What to work on
Copy out the entries in full and with complete accuracy; pictures are excluded.

Provided records
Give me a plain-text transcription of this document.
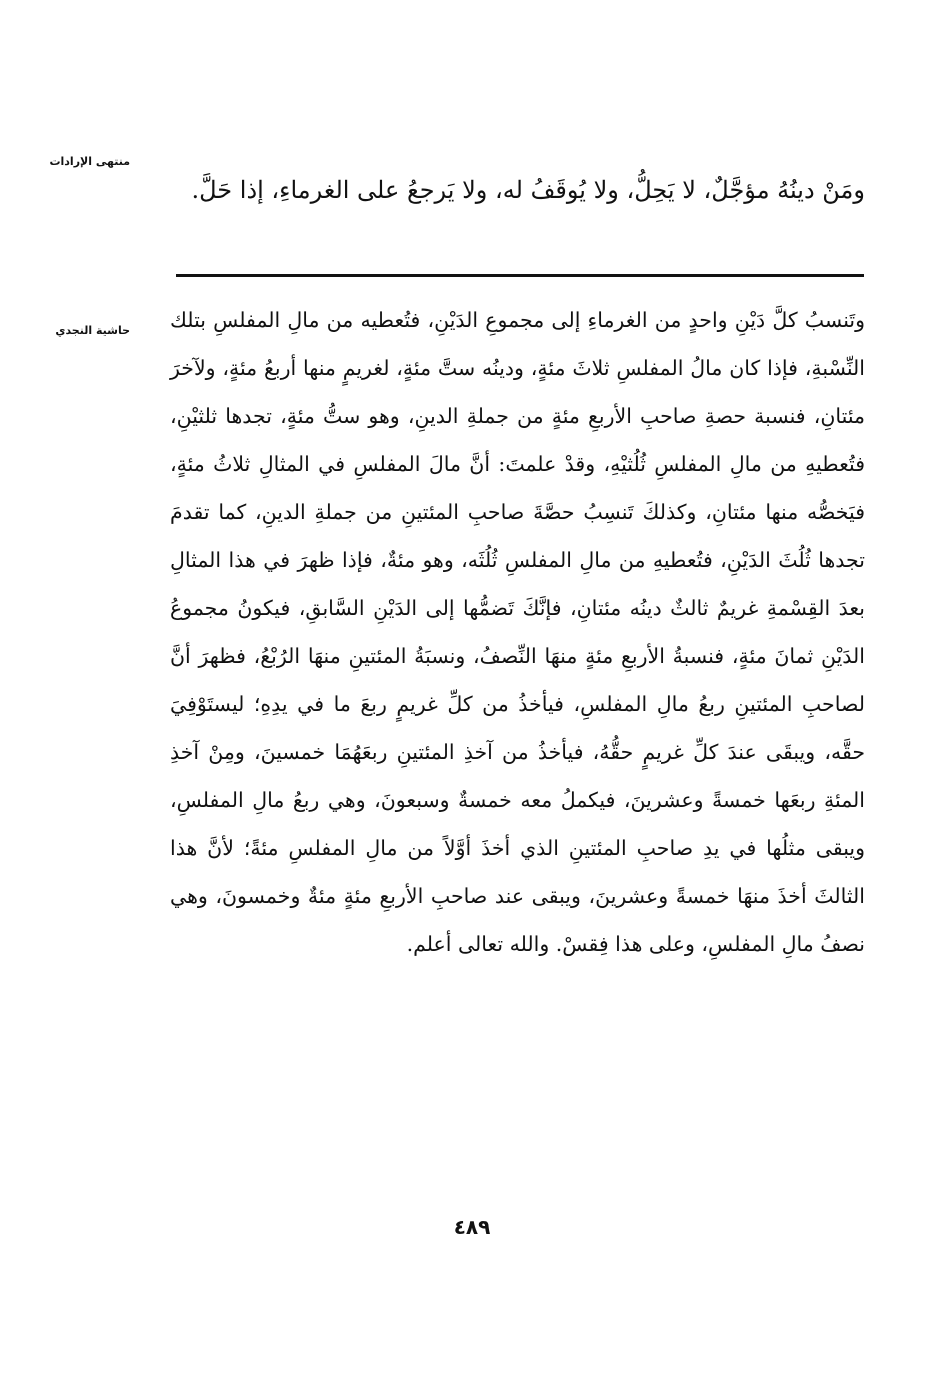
منتهى الإرادات
حاشية النجدي
ومَنْ دينُهُ مؤجَّلٌ، لا يَحِلُّ، ولا يُوقَفُ له، ولا يَرجعُ على الغرماءِ، إذا حَلَّ.
وتَنسبُ كلَّ دَيْنِ واحدٍ من الغرماءِ إلى مجموعِ الدَيْنِ، فتُعطيه من مالِ المفلسِ بتلك النِّسْبةِ، فإذا كان مالُ المفلسِ ثلاثَ مئةٍ، ودينُه ستَّ مئةٍ، لغريمٍ منها أربعُ مئةٍ، ولآخرَ مئتانِ، فنسبة حصةِ صاحبِ الأربعِ مئةٍ من جملةِ الدينِ، وهو ستُّ مئةٍ، تجدها ثلثيْنِ، فتُعطيهِ من مالِ المفلسِ ثُلُثيْهِ، وقدْ علمتَ: أنَّ مالَ المفلسِ في المثالِ ثلاثُ مئةٍ، فيَخصُّه منها مئتانِ، وكذلكَ تَنسِبُ حصَّةَ صاحبِ المئتينِ من جملةِ الدينِ، كما تقدمَ تجدها ثُلُثَ الدَيْنِ، فتُعطيهِ من مالِ المفلسِ ثُلُثَه، وهو مئةٌ، فإذا ظهرَ في هذا المثالِ بعدَ القِسْمةِ غريمٌ ثالثٌ دينُه مئتانِ، فإنَّكَ تَضمُّها إلى الدَيْنِ السَّابقِ، فيكونُ مجموعُ الدَيْنِ ثمانَ مئةٍ، فنسبةُ الأربعِ مئةٍ منهَا النِّصفُ، ونسبَةُ المئتينِ منهَا الرُبْعُ، فظهرَ أنَّ لصاحبِ المئتينِ ربعُ مالِ المفلسِ، فيأخذُ من كلِّ غريمٍ ربعَ ما في يدِهِ؛ ليستَوْفِيَ حقَّه، ويبقَى عندَ كلِّ غريمٍ حقُّهُ، فيأخذُ من آخذِ المئتينِ ربعَهُمَا خمسينَ، ومِنْ آخذِ المئةِ ربعَها خمسةً وعشرينَ، فيكملُ معه خمسةٌ وسبعونَ، وهي ربعُ مالِ المفلسِ، ويبقى مثلُها في يدِ صاحبِ المئتينِ الذي أخذَ أوَّلاً من مالِ المفلسِ مئةً؛ لأنَّ هذا الثالثَ أخذَ منهَا خمسةً وعشرينَ، ويبقى عند صاحبِ الأربعِ مئةٍ مئةٌ وخمسونَ، وهي نصفُ مالِ المفلسِ، وعلى هذا فِقسْ. والله تعالى أعلم.
٤٨٩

Finished task
Give me a plain-text transcription of this document.
منتهى الإرادات
حاشية النجدي
ومَنْ دينُهُ مؤجَّلٌ، لا يَحِلُّ، ولا يُوقَفُ له، ولا يَرجعُ على الغرماءِ، إذا حَلَّ.
وتَنسبُ كلَّ دَيْنِ واحدٍ من الغرماءِ إلى مجموعِ الدَيْنِ، فتُعطيه من مالِ المفلسِ بتلك النِّسْبةِ، فإذا كان مالُ المفلسِ ثلاثَ مئةٍ، ودينُه ستَّ مئةٍ، لغريمٍ منها أربعُ مئةٍ، ولآخرَ مئتانِ، فنسبة حصةِ صاحبِ الأربعِ مئةٍ من جملةِ الدينِ، وهو ستُّ مئةٍ، تجدها ثلثيْنِ، فتُعطيهِ من مالِ المفلسِ ثُلُثيْهِ، وقدْ علمتَ: أنَّ مالَ المفلسِ في المثالِ ثلاثُ مئةٍ، فيَخصُّه منها مئتانِ، وكذلكَ تَنسِبُ حصَّةَ صاحبِ المئتينِ من جملةِ الدينِ، كما تقدمَ تجدها ثُلُثَ الدَيْنِ، فتُعطيهِ من مالِ المفلسِ ثُلُثَه، وهو مئةٌ، فإذا ظهرَ في هذا المثالِ بعدَ القِسْمةِ غريمٌ ثالثٌ دينُه مئتانِ، فإنَّكَ تَضمُّها إلى الدَيْنِ السَّابقِ، فيكونُ مجموعُ الدَيْنِ ثمانَ مئةٍ، فنسبةُ الأربعِ مئةٍ منهَا النِّصفُ، ونسبَةُ المئتينِ منهَا الرُبْعُ، فظهرَ أنَّ لصاحبِ المئتينِ ربعُ مالِ المفلسِ، فيأخذُ من كلِّ غريمٍ ربعَ ما في يدِهِ؛ ليستَوْفِيَ حقَّه، ويبقَى عندَ كلِّ غريمٍ حقُّهُ، فيأخذُ من آخذِ المئتينِ ربعَهُمَا خمسينَ، ومِنْ آخذِ المئةِ ربعَها خمسةً وعشرينَ، فيكملُ معه خمسةٌ وسبعونَ، وهي ربعُ مالِ المفلسِ، ويبقى مثلُها في يدِ صاحبِ المئتينِ الذي أخذَ أوَّلاً من مالِ المفلسِ مئةً؛ لأنَّ هذا الثالثَ أخذَ منهَا خمسةً وعشرينَ، ويبقى عند صاحبِ الأربعِ مئةٍ مئةٌ وخمسونَ، وهي نصفُ مالِ المفلسِ، وعلى هذا فِقسْ. والله تعالى أعلم.
٤٨٩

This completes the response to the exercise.